=== Your task ===
Reproduce the data lines without any change, from the very first line of the data through the line that contains "volume-bar (45, 789, 62, 856)", including that final line.

Layout annotation data
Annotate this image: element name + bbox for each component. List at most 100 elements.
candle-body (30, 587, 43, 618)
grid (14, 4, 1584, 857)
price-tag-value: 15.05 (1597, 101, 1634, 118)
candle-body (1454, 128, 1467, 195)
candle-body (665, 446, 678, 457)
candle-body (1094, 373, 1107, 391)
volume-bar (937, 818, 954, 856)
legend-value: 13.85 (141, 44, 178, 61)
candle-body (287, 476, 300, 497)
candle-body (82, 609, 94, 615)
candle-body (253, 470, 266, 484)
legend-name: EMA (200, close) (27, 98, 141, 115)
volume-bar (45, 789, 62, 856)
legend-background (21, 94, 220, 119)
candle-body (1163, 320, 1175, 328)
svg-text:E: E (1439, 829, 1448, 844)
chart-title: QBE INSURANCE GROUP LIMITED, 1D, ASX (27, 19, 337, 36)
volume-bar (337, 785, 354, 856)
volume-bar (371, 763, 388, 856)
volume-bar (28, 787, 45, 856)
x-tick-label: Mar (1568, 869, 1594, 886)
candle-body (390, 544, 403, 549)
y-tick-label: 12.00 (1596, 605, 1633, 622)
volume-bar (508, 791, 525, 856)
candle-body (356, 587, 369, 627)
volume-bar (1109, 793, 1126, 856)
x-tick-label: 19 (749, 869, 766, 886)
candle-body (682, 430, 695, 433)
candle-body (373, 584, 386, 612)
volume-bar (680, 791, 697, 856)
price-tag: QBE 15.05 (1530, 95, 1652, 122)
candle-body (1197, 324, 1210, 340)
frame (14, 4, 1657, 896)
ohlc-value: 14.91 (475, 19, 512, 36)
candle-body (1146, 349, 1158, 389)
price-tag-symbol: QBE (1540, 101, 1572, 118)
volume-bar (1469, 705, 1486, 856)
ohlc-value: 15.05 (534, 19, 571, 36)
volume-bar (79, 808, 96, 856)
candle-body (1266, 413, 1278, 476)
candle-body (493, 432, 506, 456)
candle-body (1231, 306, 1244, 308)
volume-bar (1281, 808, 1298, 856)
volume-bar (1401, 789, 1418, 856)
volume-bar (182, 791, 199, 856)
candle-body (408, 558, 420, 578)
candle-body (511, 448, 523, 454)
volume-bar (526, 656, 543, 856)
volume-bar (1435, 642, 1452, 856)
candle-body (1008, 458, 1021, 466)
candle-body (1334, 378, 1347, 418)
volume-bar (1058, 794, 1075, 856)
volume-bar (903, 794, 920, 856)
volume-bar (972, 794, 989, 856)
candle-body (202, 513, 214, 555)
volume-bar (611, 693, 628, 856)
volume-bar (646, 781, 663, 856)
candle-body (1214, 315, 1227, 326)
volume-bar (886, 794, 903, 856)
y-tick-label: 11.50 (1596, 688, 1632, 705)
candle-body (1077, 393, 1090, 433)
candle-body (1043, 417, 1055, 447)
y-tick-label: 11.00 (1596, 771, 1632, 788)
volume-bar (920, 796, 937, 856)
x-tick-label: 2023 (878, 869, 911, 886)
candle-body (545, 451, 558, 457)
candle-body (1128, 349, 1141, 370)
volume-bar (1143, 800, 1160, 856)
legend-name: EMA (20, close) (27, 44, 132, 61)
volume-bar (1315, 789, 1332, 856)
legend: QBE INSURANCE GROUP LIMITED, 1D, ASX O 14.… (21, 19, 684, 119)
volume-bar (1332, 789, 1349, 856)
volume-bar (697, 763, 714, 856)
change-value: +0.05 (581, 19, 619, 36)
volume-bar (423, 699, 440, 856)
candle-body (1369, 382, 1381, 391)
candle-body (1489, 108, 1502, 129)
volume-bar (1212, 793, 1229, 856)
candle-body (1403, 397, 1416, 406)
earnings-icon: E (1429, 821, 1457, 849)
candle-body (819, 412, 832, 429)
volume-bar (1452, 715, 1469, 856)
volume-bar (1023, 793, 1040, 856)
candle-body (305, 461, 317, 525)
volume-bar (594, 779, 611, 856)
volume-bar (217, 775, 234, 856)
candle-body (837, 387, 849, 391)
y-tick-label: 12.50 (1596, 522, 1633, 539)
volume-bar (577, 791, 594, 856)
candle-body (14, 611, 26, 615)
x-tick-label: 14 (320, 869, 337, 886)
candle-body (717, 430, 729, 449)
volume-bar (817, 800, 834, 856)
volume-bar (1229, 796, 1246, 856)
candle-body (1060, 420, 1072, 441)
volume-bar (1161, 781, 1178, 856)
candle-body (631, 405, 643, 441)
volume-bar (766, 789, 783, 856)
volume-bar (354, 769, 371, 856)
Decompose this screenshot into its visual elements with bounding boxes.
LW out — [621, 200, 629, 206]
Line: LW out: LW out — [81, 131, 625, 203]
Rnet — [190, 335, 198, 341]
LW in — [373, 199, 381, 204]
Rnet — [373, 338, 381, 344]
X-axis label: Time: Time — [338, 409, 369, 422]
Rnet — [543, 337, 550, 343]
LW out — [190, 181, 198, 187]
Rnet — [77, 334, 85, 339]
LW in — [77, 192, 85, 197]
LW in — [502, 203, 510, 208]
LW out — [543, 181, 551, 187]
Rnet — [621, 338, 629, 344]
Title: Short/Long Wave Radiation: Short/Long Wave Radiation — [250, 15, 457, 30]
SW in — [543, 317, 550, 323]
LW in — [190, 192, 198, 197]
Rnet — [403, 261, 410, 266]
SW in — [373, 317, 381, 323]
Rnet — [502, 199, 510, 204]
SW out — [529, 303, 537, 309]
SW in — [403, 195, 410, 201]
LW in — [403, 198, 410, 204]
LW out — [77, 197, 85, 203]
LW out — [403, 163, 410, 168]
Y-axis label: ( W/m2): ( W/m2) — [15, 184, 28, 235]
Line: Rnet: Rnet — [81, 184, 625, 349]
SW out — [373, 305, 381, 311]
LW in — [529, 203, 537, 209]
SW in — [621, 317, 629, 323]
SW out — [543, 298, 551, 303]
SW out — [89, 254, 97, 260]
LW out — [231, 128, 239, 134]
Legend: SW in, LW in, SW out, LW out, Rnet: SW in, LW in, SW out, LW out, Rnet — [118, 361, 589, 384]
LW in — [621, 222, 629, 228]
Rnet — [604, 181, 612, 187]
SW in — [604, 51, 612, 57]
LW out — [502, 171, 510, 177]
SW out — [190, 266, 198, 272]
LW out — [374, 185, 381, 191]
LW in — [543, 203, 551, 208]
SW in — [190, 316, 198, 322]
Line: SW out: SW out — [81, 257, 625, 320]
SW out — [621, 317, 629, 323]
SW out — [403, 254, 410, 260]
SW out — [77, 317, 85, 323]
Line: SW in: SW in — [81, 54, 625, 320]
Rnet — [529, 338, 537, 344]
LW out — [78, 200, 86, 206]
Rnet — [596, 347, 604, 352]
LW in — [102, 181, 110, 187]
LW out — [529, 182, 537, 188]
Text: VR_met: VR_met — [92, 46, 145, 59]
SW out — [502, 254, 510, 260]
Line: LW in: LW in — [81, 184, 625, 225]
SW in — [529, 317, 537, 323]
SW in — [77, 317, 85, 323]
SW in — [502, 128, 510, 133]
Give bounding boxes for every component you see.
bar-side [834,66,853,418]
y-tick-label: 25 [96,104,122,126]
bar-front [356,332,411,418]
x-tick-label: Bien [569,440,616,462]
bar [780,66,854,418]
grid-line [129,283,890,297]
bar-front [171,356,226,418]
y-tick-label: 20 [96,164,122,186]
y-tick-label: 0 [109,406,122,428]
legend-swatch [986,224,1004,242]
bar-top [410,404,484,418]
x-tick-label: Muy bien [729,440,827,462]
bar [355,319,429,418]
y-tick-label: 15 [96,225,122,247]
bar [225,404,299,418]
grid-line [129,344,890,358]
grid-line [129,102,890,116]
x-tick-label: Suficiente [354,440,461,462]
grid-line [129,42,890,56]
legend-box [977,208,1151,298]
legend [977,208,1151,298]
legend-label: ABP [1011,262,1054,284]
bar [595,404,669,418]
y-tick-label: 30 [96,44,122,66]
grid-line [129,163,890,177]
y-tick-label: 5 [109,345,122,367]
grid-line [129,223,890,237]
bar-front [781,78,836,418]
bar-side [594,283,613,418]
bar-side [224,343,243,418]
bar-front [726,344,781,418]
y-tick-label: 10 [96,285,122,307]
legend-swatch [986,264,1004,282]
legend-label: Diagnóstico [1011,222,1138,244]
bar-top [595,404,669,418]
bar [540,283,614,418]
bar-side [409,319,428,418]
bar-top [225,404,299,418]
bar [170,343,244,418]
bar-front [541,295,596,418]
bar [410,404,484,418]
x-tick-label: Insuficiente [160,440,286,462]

=== Written solution ===
Annotate this image: element name + bbox for each component. List at most 100 elements.
candle-body (30, 587, 43, 618)
grid (14, 4, 1584, 857)
price-tag-value: 15.05 (1597, 101, 1634, 118)
candle-body (1454, 128, 1467, 195)
candle-body (665, 446, 678, 457)
candle-body (1094, 373, 1107, 391)
volume-bar (937, 818, 954, 856)
legend-value: 13.85 (141, 44, 178, 61)
candle-body (287, 476, 300, 497)
candle-body (82, 609, 94, 615)
candle-body (253, 470, 266, 484)
legend-name: EMA (200, close) (27, 98, 141, 115)
volume-bar (45, 789, 62, 856)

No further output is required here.